- **Exercise**
Reproduce the listing from its first line through the line containing "top-bar: 设置 — [0, 0, 400, 48]", switching each "chevron-right-icon" to "arrow-right-icon" and leaving everything else unchanged.
──────── Records for this exercise ────────
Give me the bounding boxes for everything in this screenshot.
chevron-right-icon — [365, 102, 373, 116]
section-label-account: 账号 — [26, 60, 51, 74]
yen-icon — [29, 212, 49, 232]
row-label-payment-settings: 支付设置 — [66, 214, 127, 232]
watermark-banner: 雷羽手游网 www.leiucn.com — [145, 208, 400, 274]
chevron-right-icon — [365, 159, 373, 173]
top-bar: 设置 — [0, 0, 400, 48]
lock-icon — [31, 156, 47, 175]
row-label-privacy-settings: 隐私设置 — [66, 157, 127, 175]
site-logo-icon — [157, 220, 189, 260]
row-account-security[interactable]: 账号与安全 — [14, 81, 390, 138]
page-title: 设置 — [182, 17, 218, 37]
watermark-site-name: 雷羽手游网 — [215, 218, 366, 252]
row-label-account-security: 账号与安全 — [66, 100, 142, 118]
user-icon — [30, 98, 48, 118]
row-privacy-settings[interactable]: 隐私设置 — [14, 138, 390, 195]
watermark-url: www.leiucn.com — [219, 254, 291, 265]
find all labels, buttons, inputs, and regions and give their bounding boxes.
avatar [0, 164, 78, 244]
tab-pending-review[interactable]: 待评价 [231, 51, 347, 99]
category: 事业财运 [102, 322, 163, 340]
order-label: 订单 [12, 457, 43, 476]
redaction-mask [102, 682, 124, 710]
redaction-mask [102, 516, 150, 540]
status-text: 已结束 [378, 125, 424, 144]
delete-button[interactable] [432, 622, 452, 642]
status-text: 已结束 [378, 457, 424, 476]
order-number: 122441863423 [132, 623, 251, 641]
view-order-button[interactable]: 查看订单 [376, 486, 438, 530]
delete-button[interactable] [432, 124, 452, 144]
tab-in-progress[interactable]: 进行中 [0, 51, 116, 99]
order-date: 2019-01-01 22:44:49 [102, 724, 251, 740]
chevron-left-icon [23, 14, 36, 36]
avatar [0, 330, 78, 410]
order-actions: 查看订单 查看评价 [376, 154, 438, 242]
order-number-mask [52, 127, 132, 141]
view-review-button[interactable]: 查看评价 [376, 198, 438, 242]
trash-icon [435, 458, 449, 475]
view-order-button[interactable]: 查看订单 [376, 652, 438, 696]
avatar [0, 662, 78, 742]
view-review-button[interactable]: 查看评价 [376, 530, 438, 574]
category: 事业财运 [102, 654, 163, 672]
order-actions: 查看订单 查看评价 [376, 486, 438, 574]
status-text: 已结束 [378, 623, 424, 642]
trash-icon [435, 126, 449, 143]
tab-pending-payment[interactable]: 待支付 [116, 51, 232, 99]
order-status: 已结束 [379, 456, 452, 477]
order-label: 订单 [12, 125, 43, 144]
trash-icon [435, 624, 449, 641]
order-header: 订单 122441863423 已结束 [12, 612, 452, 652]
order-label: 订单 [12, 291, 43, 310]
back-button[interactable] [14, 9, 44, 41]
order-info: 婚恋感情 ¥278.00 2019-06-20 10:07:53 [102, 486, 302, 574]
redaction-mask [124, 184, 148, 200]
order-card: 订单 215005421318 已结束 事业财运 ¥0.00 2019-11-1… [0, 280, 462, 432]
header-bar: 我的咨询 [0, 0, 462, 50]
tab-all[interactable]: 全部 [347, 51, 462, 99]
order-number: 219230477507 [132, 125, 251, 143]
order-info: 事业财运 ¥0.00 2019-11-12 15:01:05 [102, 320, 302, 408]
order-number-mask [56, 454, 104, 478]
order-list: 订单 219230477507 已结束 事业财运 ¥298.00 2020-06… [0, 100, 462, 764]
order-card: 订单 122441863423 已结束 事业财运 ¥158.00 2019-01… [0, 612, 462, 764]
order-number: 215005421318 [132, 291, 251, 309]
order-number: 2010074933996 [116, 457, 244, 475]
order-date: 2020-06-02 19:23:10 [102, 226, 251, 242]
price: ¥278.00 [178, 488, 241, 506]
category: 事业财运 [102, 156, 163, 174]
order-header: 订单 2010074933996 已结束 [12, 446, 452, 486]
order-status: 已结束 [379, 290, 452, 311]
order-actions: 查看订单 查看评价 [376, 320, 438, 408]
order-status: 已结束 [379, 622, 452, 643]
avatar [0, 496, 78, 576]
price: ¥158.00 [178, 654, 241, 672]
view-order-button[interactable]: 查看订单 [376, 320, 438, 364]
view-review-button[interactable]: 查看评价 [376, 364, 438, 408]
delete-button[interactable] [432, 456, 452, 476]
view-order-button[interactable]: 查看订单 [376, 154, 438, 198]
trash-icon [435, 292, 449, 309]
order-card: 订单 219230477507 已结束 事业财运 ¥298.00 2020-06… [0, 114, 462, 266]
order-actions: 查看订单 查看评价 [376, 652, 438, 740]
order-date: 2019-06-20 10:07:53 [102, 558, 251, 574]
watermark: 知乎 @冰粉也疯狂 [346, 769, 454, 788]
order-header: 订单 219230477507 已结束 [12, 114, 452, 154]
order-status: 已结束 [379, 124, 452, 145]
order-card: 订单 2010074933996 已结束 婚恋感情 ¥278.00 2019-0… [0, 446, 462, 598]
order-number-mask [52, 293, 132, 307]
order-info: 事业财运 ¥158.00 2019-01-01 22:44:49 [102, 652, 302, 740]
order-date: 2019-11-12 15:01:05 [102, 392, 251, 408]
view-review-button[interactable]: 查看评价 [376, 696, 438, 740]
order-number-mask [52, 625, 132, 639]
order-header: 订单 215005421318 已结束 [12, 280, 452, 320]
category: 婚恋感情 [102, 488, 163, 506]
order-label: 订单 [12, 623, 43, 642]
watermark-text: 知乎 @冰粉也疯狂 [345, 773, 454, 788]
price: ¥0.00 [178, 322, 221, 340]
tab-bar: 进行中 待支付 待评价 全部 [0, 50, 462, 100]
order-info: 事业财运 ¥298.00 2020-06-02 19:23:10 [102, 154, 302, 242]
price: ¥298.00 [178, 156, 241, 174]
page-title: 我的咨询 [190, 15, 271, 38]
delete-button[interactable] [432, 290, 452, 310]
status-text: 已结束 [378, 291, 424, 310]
────────
- **Solved problem**
Give me the bounding boxes for everything in this screenshot.
arrow-right-icon — [365, 102, 373, 116]
section-label-account: 账号 — [26, 60, 51, 74]
yen-icon — [29, 212, 49, 232]
row-label-payment-settings: 支付设置 — [66, 214, 127, 232]
watermark-banner: 雷羽手游网 www.leiucn.com — [145, 208, 400, 274]
arrow-right-icon — [365, 159, 373, 173]
top-bar: 设置 — [0, 0, 400, 48]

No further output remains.